■ **Source records**
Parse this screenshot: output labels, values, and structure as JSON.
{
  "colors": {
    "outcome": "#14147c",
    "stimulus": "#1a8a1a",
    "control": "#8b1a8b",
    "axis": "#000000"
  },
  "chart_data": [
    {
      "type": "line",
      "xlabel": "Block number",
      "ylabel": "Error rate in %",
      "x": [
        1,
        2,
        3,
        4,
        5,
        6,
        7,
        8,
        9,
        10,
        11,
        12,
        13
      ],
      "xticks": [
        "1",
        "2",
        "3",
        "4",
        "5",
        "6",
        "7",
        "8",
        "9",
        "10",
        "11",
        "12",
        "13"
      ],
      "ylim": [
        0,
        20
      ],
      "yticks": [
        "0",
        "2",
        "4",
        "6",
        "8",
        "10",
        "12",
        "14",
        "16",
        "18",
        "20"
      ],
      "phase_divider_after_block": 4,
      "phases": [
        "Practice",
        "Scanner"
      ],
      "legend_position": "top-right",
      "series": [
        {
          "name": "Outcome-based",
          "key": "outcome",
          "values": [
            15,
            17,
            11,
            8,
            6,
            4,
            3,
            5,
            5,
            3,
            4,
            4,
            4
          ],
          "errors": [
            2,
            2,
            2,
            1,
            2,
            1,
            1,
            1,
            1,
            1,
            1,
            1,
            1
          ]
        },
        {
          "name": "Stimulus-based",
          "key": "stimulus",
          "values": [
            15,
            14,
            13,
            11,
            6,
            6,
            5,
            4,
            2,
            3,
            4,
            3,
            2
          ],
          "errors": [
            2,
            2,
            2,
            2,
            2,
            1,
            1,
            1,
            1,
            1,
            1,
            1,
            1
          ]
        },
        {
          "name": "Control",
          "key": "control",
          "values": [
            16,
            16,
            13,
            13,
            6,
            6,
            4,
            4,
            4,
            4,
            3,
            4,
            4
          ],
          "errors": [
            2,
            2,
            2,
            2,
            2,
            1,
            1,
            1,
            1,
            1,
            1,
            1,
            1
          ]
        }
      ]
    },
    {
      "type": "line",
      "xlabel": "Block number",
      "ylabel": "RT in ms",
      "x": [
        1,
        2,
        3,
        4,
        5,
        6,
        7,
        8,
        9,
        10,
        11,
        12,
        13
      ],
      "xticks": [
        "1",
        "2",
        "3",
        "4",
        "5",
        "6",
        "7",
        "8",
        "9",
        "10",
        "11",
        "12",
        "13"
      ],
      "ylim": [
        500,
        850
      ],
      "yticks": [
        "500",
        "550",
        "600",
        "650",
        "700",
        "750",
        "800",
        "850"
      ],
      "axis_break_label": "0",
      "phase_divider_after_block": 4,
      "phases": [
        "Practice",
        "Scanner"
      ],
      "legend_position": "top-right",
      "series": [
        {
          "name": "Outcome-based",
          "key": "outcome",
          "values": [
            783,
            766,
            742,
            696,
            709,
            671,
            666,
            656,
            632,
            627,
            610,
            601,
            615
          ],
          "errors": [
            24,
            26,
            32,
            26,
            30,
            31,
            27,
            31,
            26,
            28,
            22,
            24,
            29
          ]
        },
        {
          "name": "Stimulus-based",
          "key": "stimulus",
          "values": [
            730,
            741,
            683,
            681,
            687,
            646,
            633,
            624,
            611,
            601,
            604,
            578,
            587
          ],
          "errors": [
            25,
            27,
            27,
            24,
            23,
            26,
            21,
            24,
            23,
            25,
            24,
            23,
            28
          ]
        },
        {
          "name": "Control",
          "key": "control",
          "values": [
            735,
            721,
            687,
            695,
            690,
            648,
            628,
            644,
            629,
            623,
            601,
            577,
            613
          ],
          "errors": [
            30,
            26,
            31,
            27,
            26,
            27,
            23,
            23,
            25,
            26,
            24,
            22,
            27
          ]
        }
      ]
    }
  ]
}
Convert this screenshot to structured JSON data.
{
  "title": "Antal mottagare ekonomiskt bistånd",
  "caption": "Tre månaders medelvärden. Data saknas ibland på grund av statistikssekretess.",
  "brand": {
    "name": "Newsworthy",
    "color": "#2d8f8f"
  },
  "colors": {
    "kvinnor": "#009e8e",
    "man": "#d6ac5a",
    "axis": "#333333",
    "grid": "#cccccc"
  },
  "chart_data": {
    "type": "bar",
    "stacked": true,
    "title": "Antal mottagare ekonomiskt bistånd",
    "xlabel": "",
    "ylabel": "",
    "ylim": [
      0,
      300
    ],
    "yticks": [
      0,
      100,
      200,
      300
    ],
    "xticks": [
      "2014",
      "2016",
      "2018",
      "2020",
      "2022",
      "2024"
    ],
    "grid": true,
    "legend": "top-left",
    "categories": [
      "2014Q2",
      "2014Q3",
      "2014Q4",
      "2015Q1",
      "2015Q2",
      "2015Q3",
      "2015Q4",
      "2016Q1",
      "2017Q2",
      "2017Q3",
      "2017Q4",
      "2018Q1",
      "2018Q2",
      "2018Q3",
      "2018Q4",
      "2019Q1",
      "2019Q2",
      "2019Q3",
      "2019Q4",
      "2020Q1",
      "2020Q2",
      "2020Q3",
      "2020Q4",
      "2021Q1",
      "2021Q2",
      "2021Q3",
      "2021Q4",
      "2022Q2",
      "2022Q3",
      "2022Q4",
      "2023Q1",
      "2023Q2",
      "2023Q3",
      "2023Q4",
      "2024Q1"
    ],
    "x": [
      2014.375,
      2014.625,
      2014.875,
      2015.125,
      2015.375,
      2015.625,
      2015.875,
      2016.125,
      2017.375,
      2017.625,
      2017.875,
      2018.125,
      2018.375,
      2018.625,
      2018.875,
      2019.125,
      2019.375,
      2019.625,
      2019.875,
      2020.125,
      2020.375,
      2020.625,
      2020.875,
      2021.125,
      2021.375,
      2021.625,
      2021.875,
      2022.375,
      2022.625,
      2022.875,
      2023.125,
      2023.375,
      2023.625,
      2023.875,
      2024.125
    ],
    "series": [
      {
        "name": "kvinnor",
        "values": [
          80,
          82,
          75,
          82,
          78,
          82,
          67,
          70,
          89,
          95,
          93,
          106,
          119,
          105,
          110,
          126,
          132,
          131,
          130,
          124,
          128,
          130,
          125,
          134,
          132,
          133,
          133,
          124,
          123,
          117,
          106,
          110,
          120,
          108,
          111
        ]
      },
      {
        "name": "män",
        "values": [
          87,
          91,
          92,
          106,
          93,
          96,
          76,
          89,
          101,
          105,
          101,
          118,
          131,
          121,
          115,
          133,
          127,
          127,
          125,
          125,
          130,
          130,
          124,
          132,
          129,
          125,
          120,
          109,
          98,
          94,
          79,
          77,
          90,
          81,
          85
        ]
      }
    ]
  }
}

■ **Exercise requirements**
Select all lines in the listing above where the word "JSON" appears, and show them.

■ **Result for this task**
Parse this screenshot: output labels, values, and structure as JSON.
Convert this screenshot to structured JSON data.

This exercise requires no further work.